■ Questions
**A.** In the blog post below, explain why the writer suggests that those born White, Anglo-Saxon and Protestant might want to embrace minority rights. Answer in one to three sentences.
**B.** Answer these questions about the blog post below, giving each answer on its own line with the same marker:
(i) Which two elections does the post cite as showing that the nation is divided?
(ii) By what name has the phenomenon of voting against one's own best interests long been known?
(iii) According to the post, what has been lost with the social demise of Christendom?

■ Passage shown
[Start of Attachment]

Monday, April 24, 2006

Re-Uniting the States

Hope is rising that happy days will soon be here again, as the rule of Republican right-wing ideologues and cronies wanes inexorably, yet the reality remains that the nation is divided and in need of social glue.

The fact of division can be gleaned superficially from the elections of 2000 and 2004 in which, despite a conservative judicial fiat in one instance and Republican ballot box mischief in the other, razor thin majorities voted for the Democratic candidate. Clearly, there remained a large minority of Americans willing to vote against their own best interests for a variety of reasons.

The phenomenon has been long known as "American exceptionalism."

It includes the baffling spectacle of the underpaid, overworked Southern blue-collar worker voting for the party dedicated to enriching American plutocrats further at the expense of schools, old age retirement, layoff assistance, safety and health regulatory protections, not to mention the growth of working wages on a par with inflation and prosperity.

In exchange for progressively greater impoverishment, job insecurity and a vanishing social security for the majority of Americans, this "red state" worker gets the pretense that he is somehow advancing "family values" or a crusade to abolish abortion or defending the primacy of (Protestant) Christianity. Oh, yes, somewhere unspoken, signalled discretely through winks and nods, he gets to advance white supremacy.

This swindled American isn't fazed by the facts that the family values of his political heroes have been long unmasked as false, that the anti-abortion campaign is a ruse and that active Protestantism is a minority religion in a secular society committed long ago to pluralism. If he can wear an American flag on his jacket and nurture his biases, the Exceptional American looks the other way at the mischief carried out in his name and at his expense.

Tempting as it is to make fun of the poor yokels picked clean like cotton by the Republicans with their clever demagoguery, it is now time to find compassion in one's heart and think of ways to build bridges to these fellow citizens of ours. The indignities they suffer are not the ones they imagine, but they are indignities none the less.

The numerous minority of "red state" voters see the same thing the rest of us do.

Community values that briefly bound the wealthy and the working to the same social contract are nowhere to be seen. There is a callous disregard for life in our wars, the poverty to which we acquiesce and, yes, abortion. It is also true that with the social demise of Christendom we have lost a common language in which to approach the great questions of human existence. Finally, with respect to minority rights, those who were born White, Anglo-Saxon and Protestant might want to embrace them, as they are already a minority; notably, the disproportionate privilege of the group does not accrue to the majority of WASPs.

[End of Attachment]

■ Data
[Start of Attachment]

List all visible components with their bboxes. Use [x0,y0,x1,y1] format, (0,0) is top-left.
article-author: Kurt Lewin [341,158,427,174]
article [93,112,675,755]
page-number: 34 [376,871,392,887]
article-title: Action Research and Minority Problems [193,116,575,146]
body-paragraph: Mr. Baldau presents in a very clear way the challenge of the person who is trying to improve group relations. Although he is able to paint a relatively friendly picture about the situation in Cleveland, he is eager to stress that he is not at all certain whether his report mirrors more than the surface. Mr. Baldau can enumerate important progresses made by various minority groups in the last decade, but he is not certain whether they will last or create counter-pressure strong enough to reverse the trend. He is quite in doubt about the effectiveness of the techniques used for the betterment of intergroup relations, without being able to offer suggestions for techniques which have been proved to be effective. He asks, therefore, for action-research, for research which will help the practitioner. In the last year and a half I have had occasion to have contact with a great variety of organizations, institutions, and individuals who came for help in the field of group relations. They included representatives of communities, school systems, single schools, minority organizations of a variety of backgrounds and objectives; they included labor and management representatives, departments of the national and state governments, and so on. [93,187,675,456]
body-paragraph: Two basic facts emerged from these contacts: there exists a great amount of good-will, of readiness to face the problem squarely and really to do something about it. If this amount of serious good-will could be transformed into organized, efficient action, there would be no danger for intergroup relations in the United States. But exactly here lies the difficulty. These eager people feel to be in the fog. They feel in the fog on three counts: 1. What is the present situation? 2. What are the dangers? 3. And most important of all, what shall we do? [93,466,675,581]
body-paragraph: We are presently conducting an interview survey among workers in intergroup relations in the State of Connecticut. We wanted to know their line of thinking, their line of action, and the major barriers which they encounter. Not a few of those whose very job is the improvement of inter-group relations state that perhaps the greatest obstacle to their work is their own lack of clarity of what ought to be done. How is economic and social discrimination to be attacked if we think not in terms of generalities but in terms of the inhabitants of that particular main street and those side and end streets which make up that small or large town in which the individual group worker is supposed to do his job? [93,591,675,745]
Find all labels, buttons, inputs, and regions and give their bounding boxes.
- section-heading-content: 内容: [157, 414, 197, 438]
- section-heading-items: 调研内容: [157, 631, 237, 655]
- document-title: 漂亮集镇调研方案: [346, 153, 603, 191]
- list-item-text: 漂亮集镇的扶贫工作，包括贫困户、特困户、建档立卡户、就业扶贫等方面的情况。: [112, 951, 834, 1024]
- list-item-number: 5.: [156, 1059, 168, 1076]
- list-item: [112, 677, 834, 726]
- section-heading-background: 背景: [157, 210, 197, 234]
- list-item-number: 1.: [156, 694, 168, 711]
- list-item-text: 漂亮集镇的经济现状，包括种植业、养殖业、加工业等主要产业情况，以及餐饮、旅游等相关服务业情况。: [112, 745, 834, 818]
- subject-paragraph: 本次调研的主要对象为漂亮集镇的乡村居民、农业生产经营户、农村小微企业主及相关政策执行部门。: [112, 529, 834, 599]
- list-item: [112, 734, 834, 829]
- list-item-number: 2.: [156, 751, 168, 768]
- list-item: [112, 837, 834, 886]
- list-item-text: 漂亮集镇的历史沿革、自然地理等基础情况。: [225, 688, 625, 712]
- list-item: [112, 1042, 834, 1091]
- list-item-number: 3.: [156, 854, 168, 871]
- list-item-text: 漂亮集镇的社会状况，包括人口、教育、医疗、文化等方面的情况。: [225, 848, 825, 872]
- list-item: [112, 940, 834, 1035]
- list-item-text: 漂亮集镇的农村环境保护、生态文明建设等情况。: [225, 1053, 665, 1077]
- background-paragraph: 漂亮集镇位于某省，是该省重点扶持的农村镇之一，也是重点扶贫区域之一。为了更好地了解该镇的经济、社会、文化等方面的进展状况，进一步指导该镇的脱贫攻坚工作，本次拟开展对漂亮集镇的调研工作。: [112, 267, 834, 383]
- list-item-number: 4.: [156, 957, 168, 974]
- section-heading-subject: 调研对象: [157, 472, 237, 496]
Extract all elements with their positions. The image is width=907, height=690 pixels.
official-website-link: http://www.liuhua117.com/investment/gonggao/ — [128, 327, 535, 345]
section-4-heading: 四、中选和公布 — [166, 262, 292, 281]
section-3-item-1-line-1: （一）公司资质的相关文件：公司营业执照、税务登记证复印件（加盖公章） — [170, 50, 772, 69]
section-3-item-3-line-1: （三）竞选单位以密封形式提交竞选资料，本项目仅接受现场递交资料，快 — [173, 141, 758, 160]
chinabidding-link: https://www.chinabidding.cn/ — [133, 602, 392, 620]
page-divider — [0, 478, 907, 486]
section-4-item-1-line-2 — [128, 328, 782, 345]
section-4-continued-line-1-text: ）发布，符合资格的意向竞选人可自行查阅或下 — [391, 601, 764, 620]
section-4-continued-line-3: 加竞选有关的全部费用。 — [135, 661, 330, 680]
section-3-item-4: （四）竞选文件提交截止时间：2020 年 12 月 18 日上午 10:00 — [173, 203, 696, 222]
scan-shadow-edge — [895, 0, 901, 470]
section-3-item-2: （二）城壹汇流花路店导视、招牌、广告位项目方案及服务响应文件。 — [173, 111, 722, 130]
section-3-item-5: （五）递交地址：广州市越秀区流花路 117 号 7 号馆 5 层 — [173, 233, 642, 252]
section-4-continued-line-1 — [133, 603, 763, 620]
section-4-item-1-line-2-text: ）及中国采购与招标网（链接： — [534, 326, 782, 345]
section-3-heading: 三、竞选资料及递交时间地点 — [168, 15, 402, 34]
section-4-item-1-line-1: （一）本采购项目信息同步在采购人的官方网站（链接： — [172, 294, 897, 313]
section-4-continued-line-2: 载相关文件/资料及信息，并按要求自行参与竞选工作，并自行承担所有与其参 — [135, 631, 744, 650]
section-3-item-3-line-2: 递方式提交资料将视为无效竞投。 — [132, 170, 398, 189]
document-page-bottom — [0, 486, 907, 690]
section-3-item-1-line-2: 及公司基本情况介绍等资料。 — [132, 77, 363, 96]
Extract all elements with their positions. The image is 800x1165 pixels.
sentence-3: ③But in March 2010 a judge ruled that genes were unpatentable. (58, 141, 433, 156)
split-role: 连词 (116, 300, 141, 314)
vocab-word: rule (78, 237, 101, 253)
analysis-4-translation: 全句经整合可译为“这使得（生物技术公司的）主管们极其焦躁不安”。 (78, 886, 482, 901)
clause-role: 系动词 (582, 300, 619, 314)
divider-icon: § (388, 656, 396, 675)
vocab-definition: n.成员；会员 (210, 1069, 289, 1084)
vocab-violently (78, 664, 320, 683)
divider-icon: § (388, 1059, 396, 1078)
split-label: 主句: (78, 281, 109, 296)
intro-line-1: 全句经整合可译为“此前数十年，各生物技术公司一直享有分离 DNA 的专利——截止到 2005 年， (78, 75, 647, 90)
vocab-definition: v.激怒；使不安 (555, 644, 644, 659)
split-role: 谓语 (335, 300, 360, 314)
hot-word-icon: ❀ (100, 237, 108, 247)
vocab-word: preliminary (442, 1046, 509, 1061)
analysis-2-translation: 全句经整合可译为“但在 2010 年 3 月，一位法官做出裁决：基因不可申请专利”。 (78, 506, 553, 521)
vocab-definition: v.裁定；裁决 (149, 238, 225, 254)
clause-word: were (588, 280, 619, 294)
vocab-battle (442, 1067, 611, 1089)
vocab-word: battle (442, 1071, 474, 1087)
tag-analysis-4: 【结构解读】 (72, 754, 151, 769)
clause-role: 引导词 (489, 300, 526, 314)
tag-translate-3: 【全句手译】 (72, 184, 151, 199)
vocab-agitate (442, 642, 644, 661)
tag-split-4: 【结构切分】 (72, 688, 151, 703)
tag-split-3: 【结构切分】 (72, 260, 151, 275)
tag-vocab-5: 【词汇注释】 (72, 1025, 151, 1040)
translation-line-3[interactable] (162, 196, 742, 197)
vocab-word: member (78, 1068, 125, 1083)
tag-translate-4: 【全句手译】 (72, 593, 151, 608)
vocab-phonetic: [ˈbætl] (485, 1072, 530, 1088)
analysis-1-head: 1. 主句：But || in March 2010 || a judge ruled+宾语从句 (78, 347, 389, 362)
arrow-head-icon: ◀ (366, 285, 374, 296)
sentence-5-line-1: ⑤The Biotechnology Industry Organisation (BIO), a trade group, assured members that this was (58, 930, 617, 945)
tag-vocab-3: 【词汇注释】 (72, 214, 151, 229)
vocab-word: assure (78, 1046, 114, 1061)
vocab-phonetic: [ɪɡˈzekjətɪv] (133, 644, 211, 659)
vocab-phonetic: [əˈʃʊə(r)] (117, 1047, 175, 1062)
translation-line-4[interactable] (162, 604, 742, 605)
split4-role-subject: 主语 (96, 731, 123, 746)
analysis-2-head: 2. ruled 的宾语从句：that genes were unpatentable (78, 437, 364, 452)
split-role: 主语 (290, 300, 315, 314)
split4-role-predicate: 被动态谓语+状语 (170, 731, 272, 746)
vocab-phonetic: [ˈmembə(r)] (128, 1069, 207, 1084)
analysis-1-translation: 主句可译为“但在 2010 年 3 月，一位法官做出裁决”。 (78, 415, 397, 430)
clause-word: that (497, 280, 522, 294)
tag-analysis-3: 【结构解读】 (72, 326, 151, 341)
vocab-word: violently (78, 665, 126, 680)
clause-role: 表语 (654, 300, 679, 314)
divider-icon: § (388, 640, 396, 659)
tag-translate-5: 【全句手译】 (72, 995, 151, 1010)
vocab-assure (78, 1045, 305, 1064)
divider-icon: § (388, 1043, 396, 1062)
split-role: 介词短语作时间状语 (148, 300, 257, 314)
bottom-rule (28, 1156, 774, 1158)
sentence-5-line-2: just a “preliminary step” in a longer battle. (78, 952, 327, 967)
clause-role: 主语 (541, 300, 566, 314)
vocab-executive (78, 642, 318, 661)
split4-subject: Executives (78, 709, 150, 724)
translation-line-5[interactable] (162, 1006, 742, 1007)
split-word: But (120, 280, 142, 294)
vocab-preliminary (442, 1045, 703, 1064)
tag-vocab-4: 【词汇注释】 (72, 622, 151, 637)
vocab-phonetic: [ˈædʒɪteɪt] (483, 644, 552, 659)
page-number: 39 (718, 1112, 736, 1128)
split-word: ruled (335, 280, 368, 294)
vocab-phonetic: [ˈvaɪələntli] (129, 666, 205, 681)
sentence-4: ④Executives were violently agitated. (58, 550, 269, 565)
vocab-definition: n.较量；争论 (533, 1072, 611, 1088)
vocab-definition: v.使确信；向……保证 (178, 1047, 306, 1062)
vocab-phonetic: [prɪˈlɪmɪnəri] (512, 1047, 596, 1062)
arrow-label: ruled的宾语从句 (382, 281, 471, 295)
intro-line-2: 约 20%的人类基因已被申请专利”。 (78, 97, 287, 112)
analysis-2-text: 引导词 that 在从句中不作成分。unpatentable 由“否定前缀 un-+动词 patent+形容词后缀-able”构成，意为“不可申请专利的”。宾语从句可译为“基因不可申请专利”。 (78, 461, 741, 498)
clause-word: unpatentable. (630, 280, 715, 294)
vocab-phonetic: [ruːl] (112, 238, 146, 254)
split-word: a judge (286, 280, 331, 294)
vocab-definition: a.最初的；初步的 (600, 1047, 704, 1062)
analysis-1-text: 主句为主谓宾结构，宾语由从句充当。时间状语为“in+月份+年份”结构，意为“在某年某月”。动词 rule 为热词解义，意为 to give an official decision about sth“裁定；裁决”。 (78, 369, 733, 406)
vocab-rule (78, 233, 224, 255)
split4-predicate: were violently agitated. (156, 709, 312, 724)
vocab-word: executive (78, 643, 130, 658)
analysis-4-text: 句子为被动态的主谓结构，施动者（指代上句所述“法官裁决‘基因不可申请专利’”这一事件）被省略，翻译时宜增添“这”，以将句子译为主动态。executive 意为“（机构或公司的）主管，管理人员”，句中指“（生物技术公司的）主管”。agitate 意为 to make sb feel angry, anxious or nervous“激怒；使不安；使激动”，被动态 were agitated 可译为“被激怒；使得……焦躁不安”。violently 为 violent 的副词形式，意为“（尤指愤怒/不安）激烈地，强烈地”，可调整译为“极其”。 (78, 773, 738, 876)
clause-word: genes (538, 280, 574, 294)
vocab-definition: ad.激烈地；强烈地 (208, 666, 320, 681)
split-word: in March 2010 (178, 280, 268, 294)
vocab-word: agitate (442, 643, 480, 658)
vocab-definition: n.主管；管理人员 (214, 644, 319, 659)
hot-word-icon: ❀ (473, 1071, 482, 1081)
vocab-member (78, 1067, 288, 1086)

[End of Attachment]

■ Answers to the exercise
**A.** The writer says that people born White, Anglo-Saxon and Protestant are already a minority. The writer also notes that the group's disproportionate privilege does not accrue to the majority of WASPs.

**B.**
(i) The elections of 2000 and 2004.
(ii) "American exceptionalism."
(iii) A common language in which to approach the great questions of human existence.